(begin)

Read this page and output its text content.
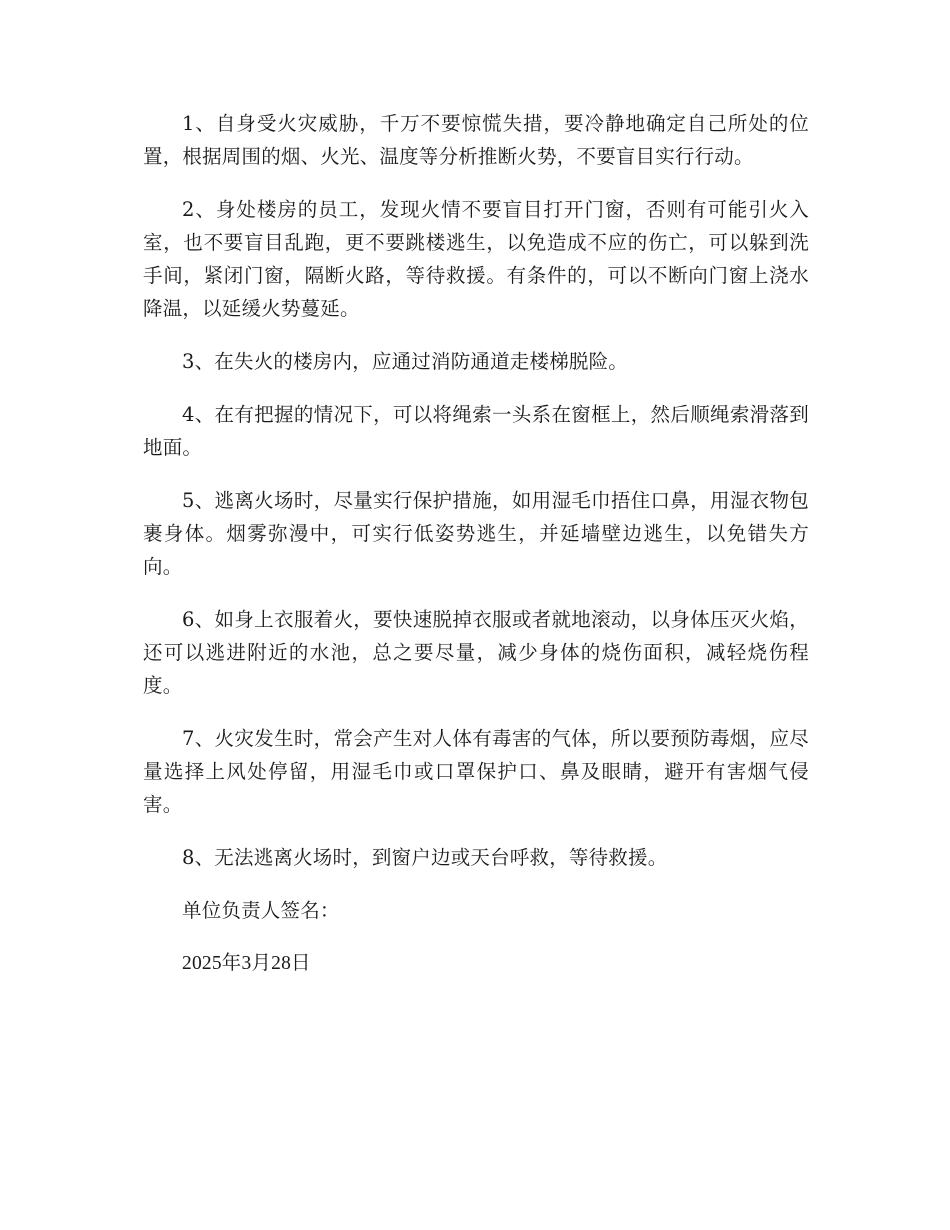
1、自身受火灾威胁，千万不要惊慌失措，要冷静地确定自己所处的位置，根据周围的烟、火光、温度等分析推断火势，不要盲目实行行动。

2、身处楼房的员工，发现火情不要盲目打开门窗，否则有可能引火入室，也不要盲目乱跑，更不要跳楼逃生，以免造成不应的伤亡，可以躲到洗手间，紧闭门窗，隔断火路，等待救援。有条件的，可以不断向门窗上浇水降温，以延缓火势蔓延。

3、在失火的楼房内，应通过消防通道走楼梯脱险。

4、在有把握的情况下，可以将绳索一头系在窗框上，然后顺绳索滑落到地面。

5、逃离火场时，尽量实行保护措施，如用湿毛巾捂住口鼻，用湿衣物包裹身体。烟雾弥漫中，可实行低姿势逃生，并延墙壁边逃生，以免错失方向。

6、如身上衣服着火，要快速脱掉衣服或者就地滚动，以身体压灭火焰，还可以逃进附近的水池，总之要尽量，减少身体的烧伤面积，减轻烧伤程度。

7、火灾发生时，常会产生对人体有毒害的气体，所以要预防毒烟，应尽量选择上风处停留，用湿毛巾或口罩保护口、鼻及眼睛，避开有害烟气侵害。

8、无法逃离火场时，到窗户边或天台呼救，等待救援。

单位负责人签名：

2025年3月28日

(end)
(begin)

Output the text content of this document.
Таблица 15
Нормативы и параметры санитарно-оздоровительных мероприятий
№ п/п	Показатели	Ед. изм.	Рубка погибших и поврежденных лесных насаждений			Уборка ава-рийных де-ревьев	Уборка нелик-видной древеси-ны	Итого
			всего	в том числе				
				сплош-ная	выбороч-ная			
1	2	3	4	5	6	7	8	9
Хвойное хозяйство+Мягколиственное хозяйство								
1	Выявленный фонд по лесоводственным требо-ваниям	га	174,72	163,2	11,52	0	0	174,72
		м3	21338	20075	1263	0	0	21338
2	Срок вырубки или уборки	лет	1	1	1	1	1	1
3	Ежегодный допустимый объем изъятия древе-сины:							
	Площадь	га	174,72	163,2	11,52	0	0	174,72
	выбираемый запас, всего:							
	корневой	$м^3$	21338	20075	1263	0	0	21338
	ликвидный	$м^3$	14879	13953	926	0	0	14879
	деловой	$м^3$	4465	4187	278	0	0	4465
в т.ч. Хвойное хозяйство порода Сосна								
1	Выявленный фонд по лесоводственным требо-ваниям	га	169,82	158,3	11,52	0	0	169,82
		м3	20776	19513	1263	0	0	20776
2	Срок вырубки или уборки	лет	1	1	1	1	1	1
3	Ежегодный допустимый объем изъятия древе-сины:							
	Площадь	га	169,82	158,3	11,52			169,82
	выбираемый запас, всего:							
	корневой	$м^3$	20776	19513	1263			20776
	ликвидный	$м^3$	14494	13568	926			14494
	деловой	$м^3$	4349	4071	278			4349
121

(end)

WRITTEN EXERCISE:
Check each line of the records for the word "Выявленный", and show the lines that contain it.

ANSWER FOR THIS EXERCISE:
1	Выявленный фонд по лесоводственным требо-ваниям	га	174,72	163,2	11,52	0	0	174,72
1	Выявленный фонд по лесоводственным требо-ваниям	га	169,82	158,3	11,52	0	0	169,82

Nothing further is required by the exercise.